_Text section:_
....

Other features such as the shape, weight, and ergonomical design of an intraoperative probe are critical. The audible signal and digital display of the detector control unit are also important for providing critical output information to the surgeon, enabling quick and accurate localization of the radionuclide without distraction from the overall activity in the surgical field. Flexibility and adaptability of the system are also functional to different clinical issues, such as removable side-shielding, interchangeable collimators, interchangeable detector probes, and user-adjustable energy windows for different radionuclides. Finally, the recent development of handheld self-contained gamma detection probes based on wireless Bluetooth technology eliminates the need for cables that normally connect the probe to the control unit [190, 191].

Key Learning Points

Main kinds of handheld gamma probes for intraoperative use during radioguided surgery have been developed, depending on specific clinical use.
Gamma probes for SLN detection can be divided into two categories: probes based on scintillation detectors (both crystal and plastic types) and probes based on semiconductor detectors.
The physical principles most commonly used in gamma probes are the scintillation in an organic or inorganic material, and the production of electron-hole pairs in a semiconductor.
Different materials are used for either scintillation or semiconductor gamma probes.
Compact, ergonomical, flexible gamma probes for radioguided biopsy of the SLN with high spatial resolution have been developed.

3.8.2 Portable Gamma Cameras for Lymphatic Mapping

Although non-imaging intraoperative probes are still the standard equipment for detection of the radiolabeled tissue in the operating room, they cannot provide further details on source configuration. The exact localization of a source can only be performed if the tip is under direct contact with the tissue after the surgical incision.

In this regard, intraoperative real-time imaging with portable gamma cameras provides an overview of all radioactive hot spots in the whole surgical field [180, 192]. For instance, its position can be adjusted to also show SLNs near the injection area, which can easily be overlooked by using the non-imaging probe. Discriminating a SLN from an upper-tier node is based on the amount of counts simultaneously recorded with the camera, which can be correlated to the preoperative scintigraphic images. The gamma camera can also be used in conjunction with the gamma probes.

Imaging devices must meet several requirements to be employed for the intraoperative use. Among them are a portable and stable design, no delay between image acquisition and display (real-time imaging), and possibility for continuous monitoring, spatial orientation on screen, real-time quantification, and display of the counts recorded. Finally, they should also have an adequate spatial resolution, sensitivity, and field of view.

Examples of such cameras are shown in Fig. 3.17. While the first devices were quite heavy and bulky handheld devices, new-generation portable gamma cameras are lighter and/or equipped with stable support systems.

....

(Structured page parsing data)
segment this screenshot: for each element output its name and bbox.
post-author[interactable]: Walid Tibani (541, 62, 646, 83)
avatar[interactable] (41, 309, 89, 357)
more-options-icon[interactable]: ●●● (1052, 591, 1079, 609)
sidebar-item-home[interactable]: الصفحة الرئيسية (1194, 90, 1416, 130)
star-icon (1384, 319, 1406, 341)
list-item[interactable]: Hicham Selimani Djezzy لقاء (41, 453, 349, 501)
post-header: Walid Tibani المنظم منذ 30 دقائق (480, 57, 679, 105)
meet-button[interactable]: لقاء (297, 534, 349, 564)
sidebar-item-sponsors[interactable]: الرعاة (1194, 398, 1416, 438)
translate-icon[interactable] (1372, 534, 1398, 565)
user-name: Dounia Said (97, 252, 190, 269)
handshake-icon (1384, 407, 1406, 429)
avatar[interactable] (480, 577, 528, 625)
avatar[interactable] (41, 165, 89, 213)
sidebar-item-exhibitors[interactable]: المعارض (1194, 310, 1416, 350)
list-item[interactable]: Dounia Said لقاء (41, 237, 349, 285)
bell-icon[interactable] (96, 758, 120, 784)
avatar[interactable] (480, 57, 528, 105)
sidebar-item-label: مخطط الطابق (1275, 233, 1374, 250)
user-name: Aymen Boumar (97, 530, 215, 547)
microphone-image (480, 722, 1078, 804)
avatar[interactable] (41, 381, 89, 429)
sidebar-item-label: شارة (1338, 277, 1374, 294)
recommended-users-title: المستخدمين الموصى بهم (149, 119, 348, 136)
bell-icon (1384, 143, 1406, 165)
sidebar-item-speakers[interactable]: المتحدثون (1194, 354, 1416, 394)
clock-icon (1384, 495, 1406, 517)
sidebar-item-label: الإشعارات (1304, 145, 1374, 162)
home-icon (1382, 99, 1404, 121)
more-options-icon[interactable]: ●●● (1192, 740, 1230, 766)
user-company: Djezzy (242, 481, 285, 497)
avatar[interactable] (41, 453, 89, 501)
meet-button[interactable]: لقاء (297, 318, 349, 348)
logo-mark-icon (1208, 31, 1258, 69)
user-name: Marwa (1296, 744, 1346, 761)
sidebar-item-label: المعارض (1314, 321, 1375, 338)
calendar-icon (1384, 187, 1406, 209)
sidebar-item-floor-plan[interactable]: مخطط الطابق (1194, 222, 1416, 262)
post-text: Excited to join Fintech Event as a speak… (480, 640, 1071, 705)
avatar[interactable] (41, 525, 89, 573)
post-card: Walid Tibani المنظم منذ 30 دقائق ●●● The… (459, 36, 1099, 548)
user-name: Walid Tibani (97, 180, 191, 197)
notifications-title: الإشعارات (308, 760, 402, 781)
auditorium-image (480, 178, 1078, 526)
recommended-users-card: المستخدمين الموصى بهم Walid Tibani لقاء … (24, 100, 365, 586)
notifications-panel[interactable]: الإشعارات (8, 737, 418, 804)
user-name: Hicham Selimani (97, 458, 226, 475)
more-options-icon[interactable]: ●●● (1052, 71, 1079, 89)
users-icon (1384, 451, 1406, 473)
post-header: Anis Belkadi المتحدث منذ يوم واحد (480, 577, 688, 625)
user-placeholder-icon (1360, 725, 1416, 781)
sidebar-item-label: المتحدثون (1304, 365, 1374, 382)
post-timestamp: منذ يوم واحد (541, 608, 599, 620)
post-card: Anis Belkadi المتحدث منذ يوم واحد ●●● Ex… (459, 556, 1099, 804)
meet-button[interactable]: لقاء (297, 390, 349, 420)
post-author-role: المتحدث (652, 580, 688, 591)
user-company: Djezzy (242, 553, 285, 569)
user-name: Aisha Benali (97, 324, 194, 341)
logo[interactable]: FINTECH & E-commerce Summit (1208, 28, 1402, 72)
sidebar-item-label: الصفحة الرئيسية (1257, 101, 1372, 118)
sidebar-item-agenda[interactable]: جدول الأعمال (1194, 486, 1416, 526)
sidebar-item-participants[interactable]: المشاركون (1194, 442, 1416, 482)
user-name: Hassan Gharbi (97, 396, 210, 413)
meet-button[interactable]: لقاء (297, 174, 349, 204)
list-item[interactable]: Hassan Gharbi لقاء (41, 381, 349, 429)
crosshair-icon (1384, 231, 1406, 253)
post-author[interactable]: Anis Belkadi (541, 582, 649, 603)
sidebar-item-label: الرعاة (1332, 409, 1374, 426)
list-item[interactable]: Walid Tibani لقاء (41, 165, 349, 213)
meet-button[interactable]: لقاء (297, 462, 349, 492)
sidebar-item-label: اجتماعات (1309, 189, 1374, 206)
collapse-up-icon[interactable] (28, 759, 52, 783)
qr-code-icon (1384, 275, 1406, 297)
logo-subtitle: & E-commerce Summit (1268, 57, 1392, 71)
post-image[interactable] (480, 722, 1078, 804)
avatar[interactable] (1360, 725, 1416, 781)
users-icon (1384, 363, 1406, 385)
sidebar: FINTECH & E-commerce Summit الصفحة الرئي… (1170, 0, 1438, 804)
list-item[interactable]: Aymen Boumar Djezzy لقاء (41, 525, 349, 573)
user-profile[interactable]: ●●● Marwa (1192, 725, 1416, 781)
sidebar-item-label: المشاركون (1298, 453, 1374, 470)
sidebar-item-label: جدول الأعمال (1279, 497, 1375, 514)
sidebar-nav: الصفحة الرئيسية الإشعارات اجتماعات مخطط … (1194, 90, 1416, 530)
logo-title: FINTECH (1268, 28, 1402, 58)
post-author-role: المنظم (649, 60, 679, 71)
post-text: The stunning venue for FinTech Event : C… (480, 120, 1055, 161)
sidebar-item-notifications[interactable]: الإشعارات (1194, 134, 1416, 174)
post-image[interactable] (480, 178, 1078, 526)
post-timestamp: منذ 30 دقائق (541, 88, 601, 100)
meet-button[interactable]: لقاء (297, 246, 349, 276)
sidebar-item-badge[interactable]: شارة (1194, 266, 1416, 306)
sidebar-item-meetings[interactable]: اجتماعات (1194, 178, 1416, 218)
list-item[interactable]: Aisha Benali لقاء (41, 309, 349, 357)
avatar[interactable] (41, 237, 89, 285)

....

_Work to complete:_
• A. Output everything from "Key Learning Points" down to "specific clinical use." in the text on intraoperative gamma detection, word for word.
• B. In the text on intraoperative gamma detection, list the features given as examples of the flexibility and adaptability of a probe system.
Rely only on the text on intraoperative gamma detection.

_Outputs by task:_
• A.
Key Learning Points

Main kinds of handheld gamma probes for intraoperative use during radioguided surgery have been developed, depending on specific clinical use.

• B.
- Removable side-shielding
- Interchangeable collimators
- Interchangeable detector probes
- User-adjustable energy windows for different radionuclides